- Exercise brief -
Repeat what the lines below say, word for word, and skip every image.

(Data entries)
--- --- ---

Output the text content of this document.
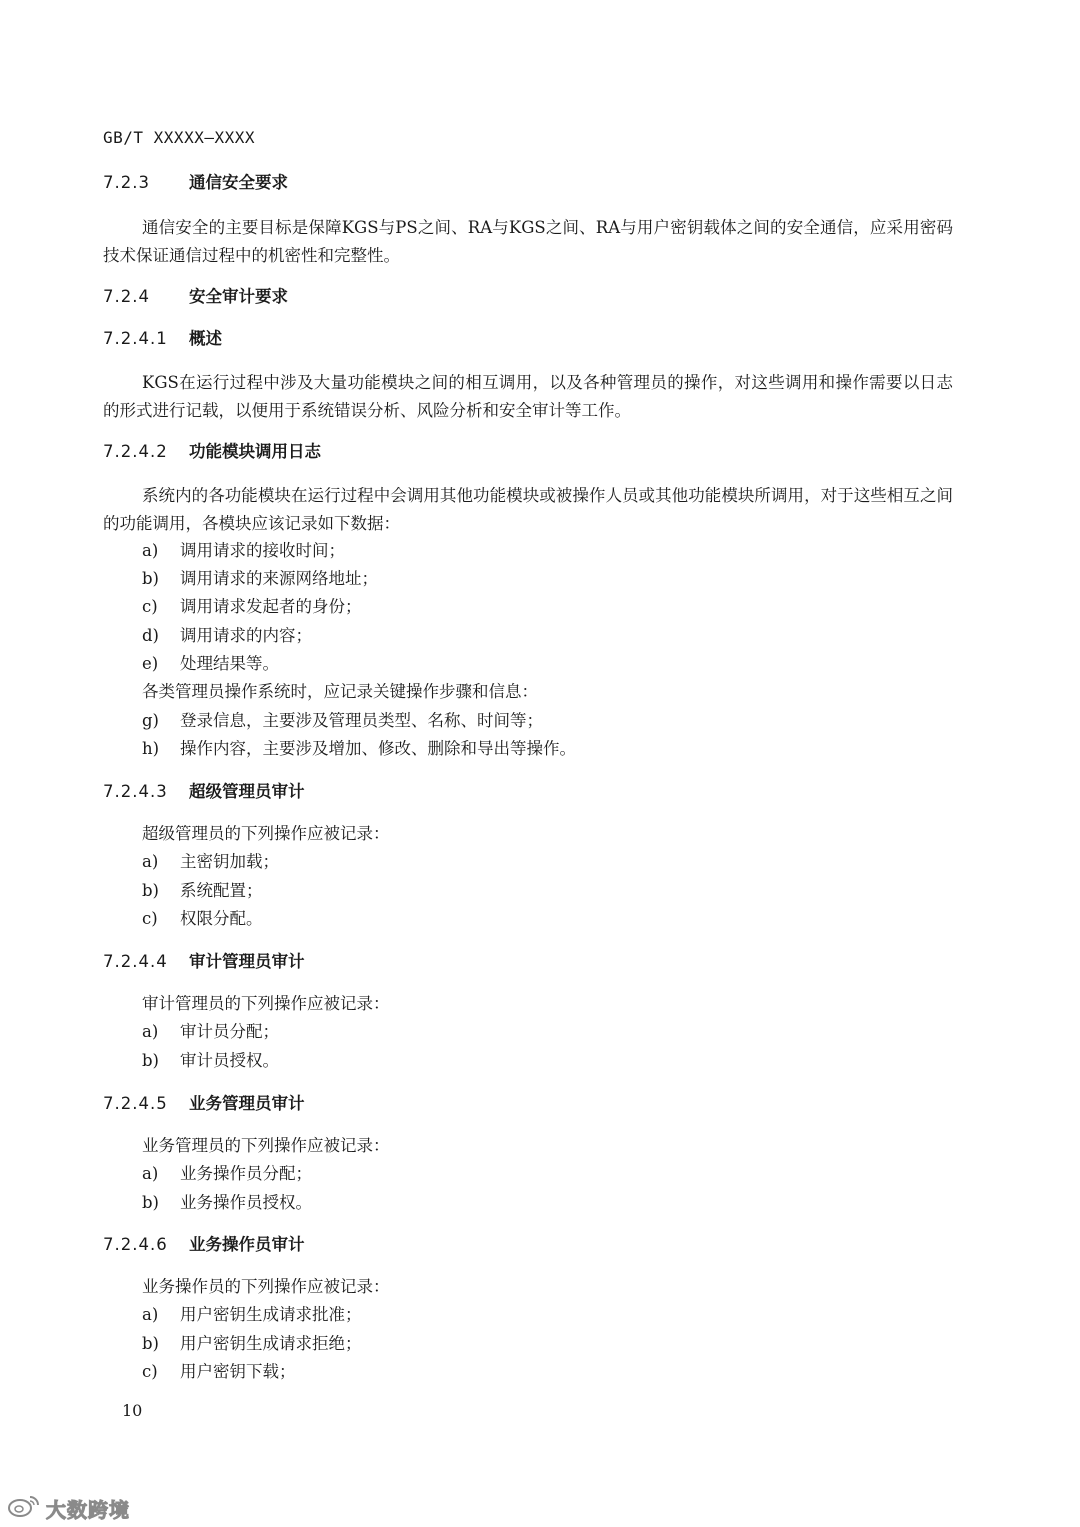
GB/T XXXXX—XXXX
7.2.3 通信安全要求
通信安全的主要目标是保障KGS与PS之间、RA与KGS之间、RA与用户密钥载体之间的安全通信，应采用密码技术保证通信过程中的机密性和完整性。
7.2.4 安全审计要求
7.2.4.1 概述
KGS在运行过程中涉及大量功能模块之间的相互调用，以及各种管理员的操作，对这些调用和操作需要以日志的形式进行记载，以便用于系统错误分析、风险分析和安全审计等工作。
7.2.4.2 功能模块调用日志
系统内的各功能模块在运行过程中会调用其他功能模块或被操作人员或其他功能模块所调用，对于这些相互之间的功能调用，各模块应该记录如下数据：
a) 调用请求的接收时间；
b) 调用请求的来源网络地址；
c) 调用请求发起者的身份；
d) 调用请求的内容；
e) 处理结果等。
各类管理员操作系统时，应记录关键操作步骤和信息：
g) 登录信息，主要涉及管理员类型、名称、时间等；
h) 操作内容，主要涉及增加、修改、删除和导出等操作。
7.2.4.3 超级管理员审计
超级管理员的下列操作应被记录：
a) 主密钥加载；
b) 系统配置；
c) 权限分配。
7.2.4.4 审计管理员审计
审计管理员的下列操作应被记录：
a) 审计员分配；
b) 审计员授权。
7.2.4.5 业务管理员审计
业务管理员的下列操作应被记录：
a) 业务操作员分配；
b) 业务操作员授权。
7.2.4.6 业务操作员审计
业务操作员的下列操作应被记录：
a) 用户密钥生成请求批准；
b) 用户密钥生成请求拒绝；
c) 用户密钥下载；
10
大数跨境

--- --- ---

- Reply to the exercise -
Output the text content of this document.
GB/T XXXXX—XXXX
7.2.3 通信安全要求
通信安全的主要目标是保障KGS与PS之间、RA与KGS之间、RA与用户密钥载体之间的安全通信，应采用密码技术保证通信过程中的机密性和完整性。
7.2.4 安全审计要求
7.2.4.1 概述
KGS在运行过程中涉及大量功能模块之间的相互调用，以及各种管理员的操作，对这些调用和操作需要以日志的形式进行记载，以便用于系统错误分析、风险分析和安全审计等工作。
7.2.4.2 功能模块调用日志
系统内的各功能模块在运行过程中会调用其他功能模块或被操作人员或其他功能模块所调用，对于这些相互之间的功能调用，各模块应该记录如下数据：
a) 调用请求的接收时间；
b) 调用请求的来源网络地址；
c) 调用请求发起者的身份；
d) 调用请求的内容；
e) 处理结果等。
各类管理员操作系统时，应记录关键操作步骤和信息：
g) 登录信息，主要涉及管理员类型、名称、时间等；
h) 操作内容，主要涉及增加、修改、删除和导出等操作。
7.2.4.3 超级管理员审计
超级管理员的下列操作应被记录：
a) 主密钥加载；
b) 系统配置；
c) 权限分配。
7.2.4.4 审计管理员审计
审计管理员的下列操作应被记录：
a) 审计员分配；
b) 审计员授权。
7.2.4.5 业务管理员审计
业务管理员的下列操作应被记录：
a) 业务操作员分配；
b) 业务操作员授权。
7.2.4.6 业务操作员审计
业务操作员的下列操作应被记录：
a) 用户密钥生成请求批准；
b) 用户密钥生成请求拒绝；
c) 用户密钥下载；
10
大数跨境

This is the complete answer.